-- BEGIN Rows --
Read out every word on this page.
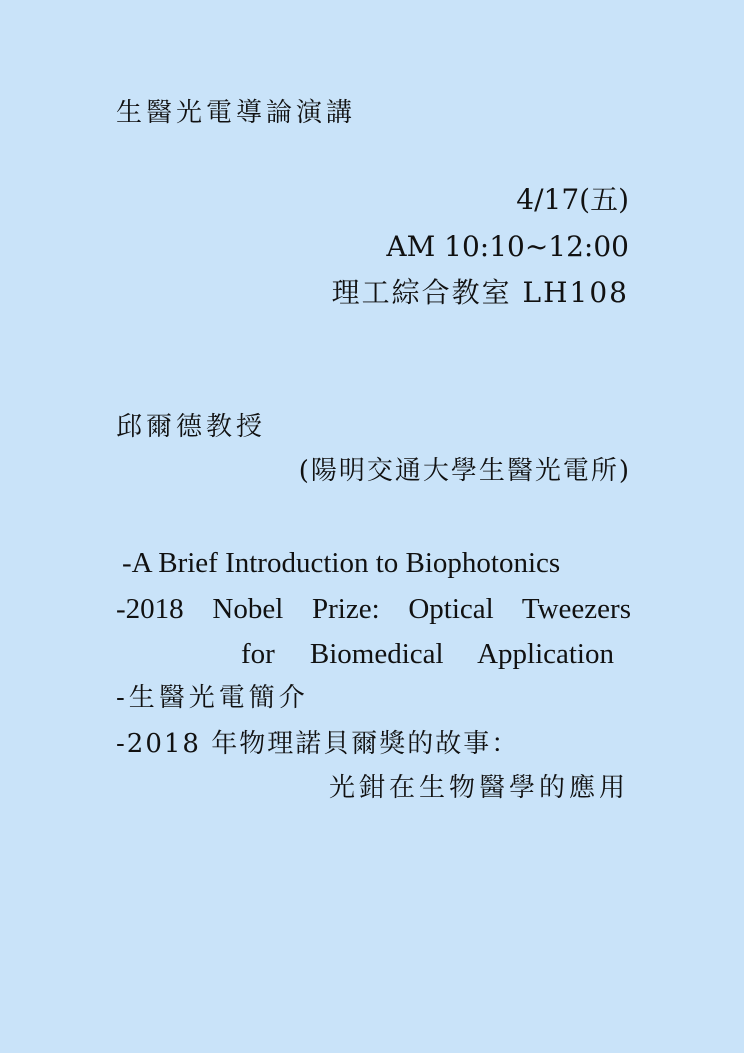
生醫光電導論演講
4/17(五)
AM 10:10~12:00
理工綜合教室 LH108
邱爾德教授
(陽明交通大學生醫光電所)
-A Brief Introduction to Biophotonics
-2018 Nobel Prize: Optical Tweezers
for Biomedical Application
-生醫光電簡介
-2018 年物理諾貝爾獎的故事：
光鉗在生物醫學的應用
-- END Rows --
-- BEGIN Rows --
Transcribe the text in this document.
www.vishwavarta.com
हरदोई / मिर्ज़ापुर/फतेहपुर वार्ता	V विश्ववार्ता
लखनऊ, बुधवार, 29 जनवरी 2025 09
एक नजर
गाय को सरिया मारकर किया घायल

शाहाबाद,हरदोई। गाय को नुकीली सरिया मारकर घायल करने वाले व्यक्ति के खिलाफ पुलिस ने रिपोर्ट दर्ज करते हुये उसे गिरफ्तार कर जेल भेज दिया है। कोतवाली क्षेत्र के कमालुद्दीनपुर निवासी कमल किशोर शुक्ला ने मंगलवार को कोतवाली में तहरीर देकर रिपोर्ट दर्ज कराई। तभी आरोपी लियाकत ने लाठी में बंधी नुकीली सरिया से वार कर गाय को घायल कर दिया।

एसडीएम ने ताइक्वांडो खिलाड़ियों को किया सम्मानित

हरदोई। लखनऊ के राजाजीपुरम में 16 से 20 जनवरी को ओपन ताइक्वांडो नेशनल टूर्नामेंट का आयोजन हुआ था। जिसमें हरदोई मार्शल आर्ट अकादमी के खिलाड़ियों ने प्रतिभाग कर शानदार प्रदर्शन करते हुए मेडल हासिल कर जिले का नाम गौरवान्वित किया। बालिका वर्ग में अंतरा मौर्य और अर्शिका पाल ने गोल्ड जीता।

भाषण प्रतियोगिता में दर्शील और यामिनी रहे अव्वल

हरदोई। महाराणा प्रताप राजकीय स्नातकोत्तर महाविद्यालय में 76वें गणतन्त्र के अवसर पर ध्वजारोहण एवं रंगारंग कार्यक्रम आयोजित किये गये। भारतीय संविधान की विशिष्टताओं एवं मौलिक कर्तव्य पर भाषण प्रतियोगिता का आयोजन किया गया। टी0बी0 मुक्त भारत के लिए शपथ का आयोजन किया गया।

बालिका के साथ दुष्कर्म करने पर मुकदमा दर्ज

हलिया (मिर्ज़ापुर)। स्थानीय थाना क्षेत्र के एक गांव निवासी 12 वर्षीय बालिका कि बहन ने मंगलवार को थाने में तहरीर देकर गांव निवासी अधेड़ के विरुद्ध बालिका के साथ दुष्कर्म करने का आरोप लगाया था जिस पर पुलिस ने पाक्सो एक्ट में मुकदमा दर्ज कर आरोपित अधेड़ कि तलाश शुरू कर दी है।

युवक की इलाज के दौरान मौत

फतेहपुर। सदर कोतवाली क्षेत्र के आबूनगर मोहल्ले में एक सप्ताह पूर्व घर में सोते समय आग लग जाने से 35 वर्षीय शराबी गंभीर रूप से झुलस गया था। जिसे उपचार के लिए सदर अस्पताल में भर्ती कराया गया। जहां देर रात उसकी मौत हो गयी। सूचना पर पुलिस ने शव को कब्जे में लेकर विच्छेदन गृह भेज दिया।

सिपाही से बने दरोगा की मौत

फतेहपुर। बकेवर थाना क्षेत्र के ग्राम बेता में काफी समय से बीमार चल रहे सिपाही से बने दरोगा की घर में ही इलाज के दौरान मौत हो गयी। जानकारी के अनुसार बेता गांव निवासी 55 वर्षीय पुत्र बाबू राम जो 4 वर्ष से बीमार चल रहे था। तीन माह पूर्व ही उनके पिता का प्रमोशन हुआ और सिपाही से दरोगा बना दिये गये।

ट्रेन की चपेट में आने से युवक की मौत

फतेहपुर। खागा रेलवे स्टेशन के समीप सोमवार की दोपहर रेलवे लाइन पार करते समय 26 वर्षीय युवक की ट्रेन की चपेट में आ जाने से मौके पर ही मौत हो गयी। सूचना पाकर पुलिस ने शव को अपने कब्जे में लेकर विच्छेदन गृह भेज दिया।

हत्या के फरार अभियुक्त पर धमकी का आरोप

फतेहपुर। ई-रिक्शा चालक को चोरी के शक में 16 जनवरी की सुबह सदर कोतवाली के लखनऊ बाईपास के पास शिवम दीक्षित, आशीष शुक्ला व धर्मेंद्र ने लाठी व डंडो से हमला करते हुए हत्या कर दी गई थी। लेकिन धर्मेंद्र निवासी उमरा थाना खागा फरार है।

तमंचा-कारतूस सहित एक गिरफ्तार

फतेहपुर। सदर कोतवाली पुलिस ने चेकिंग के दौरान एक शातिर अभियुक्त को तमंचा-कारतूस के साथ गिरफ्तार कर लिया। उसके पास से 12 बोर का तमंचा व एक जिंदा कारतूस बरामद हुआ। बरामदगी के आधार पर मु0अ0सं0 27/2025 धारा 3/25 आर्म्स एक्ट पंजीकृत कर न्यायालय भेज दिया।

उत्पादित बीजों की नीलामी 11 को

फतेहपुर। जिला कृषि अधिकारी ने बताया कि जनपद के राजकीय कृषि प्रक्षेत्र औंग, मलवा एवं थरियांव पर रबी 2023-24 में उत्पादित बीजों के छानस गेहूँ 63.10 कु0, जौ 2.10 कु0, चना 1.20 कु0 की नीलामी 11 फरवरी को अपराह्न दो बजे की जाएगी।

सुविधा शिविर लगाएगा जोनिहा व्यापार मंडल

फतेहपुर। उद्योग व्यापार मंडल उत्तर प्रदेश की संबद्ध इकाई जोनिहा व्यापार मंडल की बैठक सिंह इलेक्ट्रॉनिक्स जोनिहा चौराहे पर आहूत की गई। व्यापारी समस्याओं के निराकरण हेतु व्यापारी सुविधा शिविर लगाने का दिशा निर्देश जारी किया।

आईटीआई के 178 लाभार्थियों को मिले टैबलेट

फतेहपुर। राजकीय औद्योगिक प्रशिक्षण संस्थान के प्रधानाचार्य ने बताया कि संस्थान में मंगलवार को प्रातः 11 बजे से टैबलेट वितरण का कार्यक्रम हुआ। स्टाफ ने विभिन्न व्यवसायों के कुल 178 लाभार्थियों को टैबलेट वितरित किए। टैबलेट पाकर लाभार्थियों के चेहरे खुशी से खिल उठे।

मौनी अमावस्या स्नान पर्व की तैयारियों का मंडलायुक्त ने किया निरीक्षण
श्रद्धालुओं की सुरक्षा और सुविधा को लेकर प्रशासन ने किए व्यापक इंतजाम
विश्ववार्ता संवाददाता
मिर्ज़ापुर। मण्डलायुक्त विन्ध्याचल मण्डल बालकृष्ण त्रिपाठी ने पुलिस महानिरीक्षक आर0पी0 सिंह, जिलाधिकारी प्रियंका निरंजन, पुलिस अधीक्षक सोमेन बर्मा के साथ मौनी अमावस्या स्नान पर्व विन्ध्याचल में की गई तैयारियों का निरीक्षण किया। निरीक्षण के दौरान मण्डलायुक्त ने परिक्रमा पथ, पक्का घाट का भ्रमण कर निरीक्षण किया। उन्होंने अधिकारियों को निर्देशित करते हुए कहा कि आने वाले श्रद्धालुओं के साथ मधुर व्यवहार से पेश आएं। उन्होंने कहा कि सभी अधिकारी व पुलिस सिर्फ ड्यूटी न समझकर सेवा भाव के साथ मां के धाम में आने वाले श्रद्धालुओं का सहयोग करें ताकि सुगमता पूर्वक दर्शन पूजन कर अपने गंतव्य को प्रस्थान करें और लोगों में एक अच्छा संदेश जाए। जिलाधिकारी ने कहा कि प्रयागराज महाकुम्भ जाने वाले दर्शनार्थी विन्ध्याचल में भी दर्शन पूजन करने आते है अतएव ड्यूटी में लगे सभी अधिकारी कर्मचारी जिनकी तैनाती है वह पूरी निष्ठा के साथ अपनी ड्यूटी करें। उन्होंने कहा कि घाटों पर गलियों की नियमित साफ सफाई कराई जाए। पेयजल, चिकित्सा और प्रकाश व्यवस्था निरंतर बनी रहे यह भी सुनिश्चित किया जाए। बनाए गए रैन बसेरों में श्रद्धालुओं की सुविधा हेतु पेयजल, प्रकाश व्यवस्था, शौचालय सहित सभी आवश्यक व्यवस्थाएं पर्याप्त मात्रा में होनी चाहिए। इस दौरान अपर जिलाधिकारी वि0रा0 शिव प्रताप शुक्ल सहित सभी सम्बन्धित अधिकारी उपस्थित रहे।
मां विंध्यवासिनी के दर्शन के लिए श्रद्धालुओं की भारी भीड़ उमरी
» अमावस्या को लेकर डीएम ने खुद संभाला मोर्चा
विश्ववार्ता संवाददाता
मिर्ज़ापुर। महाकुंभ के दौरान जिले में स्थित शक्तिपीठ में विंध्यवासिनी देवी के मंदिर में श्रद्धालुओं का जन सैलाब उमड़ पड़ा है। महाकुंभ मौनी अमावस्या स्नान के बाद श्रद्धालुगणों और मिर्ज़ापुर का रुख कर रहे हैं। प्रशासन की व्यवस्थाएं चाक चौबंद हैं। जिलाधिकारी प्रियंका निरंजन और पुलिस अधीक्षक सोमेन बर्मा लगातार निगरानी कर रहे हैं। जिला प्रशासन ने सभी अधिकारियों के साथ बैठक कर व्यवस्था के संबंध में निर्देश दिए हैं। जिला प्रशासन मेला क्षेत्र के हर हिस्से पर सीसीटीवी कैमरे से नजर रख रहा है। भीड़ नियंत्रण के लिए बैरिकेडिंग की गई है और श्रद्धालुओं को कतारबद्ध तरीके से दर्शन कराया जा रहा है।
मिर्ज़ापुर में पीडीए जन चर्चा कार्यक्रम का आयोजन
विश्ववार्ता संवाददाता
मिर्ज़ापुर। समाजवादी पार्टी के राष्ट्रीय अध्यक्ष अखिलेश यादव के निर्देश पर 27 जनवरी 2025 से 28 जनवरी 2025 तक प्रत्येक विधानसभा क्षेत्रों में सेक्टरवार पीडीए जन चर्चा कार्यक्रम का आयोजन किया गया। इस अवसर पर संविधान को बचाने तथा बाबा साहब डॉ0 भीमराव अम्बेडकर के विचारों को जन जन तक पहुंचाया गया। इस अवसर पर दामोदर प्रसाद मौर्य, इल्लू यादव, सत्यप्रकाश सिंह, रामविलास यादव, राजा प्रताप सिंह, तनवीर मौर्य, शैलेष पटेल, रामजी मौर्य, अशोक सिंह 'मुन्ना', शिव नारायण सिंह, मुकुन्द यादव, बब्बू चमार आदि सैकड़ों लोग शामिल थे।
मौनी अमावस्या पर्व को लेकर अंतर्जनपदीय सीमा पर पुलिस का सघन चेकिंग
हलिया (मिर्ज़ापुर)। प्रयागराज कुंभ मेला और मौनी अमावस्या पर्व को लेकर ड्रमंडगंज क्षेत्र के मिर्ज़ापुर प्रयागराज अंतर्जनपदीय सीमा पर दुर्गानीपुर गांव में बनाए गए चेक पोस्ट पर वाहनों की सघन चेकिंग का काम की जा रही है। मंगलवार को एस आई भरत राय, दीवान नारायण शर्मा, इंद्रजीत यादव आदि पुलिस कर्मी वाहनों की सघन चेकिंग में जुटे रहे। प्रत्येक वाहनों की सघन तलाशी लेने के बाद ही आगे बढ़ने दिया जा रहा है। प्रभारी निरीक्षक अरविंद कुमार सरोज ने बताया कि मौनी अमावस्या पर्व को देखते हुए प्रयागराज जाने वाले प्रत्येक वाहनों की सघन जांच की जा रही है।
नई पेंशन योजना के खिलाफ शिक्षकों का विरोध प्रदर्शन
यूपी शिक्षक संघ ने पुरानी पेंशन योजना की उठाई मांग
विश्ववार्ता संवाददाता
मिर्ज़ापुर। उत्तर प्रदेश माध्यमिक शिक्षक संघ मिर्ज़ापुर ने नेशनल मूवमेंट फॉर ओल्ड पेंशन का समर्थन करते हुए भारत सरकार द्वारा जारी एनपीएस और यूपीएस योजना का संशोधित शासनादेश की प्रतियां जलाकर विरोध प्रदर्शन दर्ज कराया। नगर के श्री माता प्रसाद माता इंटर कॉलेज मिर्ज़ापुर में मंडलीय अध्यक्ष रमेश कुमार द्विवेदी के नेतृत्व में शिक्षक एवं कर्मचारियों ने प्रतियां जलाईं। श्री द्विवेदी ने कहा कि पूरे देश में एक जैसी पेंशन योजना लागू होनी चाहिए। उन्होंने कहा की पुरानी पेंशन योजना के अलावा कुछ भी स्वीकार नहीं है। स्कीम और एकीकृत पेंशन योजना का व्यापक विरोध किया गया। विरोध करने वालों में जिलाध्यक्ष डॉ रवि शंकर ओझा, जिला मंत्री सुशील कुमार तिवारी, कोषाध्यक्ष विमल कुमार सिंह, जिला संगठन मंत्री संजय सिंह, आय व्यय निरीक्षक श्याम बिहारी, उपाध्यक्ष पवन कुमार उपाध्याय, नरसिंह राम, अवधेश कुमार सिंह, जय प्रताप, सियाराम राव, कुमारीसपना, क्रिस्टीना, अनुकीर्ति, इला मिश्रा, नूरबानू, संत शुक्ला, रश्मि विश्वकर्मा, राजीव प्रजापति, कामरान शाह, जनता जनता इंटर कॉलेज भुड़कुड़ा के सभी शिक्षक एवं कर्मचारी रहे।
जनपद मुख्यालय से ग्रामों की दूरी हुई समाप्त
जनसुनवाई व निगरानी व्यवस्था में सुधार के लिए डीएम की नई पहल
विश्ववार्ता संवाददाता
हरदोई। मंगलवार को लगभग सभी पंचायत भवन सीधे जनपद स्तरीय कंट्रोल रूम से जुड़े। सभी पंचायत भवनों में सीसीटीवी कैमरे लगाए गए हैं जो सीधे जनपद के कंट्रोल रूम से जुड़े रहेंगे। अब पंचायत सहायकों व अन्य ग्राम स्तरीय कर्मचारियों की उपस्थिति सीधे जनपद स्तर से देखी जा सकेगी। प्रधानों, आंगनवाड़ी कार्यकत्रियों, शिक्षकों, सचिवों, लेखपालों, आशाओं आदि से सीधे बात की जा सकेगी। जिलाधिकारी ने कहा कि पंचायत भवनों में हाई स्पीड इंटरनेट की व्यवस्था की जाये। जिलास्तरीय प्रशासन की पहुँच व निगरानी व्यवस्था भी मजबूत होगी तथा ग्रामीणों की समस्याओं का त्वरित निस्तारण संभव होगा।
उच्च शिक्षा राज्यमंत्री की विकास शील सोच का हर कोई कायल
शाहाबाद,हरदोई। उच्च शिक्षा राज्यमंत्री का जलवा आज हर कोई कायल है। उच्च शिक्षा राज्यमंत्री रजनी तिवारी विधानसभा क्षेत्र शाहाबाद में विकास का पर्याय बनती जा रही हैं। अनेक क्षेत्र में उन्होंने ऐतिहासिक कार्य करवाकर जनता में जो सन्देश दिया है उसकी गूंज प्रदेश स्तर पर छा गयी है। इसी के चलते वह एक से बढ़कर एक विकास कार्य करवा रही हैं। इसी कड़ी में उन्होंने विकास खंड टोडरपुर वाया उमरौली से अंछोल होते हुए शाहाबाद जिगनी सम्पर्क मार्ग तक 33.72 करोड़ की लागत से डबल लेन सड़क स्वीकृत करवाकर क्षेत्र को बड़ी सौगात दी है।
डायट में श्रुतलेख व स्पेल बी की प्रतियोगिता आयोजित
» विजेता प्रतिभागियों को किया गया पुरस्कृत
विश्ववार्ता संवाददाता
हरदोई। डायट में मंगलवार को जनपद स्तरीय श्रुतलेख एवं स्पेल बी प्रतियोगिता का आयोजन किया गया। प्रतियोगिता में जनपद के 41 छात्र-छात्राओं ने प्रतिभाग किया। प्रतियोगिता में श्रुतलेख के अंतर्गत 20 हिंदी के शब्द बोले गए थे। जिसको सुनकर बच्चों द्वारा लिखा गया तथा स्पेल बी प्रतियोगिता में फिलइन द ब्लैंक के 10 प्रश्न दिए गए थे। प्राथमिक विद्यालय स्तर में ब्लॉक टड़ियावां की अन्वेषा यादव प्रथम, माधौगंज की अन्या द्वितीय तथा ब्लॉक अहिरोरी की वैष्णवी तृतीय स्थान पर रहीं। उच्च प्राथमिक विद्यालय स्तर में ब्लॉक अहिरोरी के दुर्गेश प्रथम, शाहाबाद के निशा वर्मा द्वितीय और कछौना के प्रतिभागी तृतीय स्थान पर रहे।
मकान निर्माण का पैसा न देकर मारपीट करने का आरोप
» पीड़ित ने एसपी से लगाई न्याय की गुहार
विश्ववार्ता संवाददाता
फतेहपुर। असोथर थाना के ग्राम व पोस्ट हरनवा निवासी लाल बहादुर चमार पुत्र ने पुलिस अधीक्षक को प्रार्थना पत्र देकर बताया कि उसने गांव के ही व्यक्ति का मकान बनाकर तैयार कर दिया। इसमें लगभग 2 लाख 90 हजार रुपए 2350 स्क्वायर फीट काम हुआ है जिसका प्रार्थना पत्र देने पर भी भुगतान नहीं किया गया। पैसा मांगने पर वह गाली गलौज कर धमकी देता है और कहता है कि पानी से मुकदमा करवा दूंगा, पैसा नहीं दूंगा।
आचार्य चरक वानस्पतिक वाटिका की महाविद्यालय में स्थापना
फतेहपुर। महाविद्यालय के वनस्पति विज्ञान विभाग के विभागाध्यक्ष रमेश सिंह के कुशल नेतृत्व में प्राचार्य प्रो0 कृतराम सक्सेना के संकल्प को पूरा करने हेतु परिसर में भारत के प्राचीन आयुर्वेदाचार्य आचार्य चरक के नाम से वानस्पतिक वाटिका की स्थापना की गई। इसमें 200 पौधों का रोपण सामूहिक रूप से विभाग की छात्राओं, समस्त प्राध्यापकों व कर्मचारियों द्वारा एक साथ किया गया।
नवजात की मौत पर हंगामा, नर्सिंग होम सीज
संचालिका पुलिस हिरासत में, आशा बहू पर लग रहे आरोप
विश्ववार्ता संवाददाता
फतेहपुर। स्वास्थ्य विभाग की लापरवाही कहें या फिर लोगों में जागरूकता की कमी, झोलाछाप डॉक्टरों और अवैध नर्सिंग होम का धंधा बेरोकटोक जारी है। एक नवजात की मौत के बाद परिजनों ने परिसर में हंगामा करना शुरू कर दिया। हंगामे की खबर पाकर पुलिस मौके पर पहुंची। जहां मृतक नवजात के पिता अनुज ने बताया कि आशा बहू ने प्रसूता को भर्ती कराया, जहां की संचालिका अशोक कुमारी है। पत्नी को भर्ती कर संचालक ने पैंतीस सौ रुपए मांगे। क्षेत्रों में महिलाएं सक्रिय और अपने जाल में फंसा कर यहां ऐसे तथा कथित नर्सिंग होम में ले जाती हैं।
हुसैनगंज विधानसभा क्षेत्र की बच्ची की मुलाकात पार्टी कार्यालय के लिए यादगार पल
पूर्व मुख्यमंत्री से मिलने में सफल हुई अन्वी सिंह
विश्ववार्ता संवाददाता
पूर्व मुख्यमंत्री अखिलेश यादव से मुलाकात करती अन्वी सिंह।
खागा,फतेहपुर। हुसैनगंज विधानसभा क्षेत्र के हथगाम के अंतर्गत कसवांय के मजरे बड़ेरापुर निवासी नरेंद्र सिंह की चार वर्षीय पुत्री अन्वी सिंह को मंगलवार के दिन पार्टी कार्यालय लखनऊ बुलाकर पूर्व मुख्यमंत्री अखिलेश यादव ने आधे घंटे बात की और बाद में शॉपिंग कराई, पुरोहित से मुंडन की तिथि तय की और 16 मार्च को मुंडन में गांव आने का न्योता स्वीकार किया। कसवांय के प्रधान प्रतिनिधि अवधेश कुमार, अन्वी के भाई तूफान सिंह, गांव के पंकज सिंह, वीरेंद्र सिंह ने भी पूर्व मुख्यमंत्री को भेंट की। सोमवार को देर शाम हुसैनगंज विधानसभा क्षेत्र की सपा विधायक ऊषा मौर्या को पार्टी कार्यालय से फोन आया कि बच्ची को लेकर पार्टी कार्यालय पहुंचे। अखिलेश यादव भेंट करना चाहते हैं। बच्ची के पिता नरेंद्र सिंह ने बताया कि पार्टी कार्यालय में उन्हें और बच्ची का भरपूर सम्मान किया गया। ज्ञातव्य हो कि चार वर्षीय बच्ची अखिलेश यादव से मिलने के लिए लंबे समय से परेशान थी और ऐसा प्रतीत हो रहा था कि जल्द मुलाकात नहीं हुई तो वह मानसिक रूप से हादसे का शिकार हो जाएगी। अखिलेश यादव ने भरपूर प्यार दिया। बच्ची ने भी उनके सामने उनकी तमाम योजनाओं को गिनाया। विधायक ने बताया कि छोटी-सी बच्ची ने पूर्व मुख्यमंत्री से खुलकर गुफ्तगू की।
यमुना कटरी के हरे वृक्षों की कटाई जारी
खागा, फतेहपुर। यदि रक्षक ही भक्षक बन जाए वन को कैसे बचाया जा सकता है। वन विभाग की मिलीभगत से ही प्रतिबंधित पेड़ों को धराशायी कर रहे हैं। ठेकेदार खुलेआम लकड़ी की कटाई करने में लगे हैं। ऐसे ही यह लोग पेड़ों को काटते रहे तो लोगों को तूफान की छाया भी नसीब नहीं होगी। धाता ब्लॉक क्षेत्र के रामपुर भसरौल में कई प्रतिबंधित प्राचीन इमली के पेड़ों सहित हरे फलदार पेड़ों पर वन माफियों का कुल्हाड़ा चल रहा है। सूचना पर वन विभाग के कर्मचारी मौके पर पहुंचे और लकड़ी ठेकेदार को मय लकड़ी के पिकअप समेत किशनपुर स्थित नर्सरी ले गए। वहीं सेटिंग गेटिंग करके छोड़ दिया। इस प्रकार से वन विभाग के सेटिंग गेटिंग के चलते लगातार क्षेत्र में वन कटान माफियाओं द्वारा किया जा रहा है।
-- END Rows --
Identify the lines that hold the word "this". Copy every one of them.

Read out every word on this page.
Transcribe the text in this document.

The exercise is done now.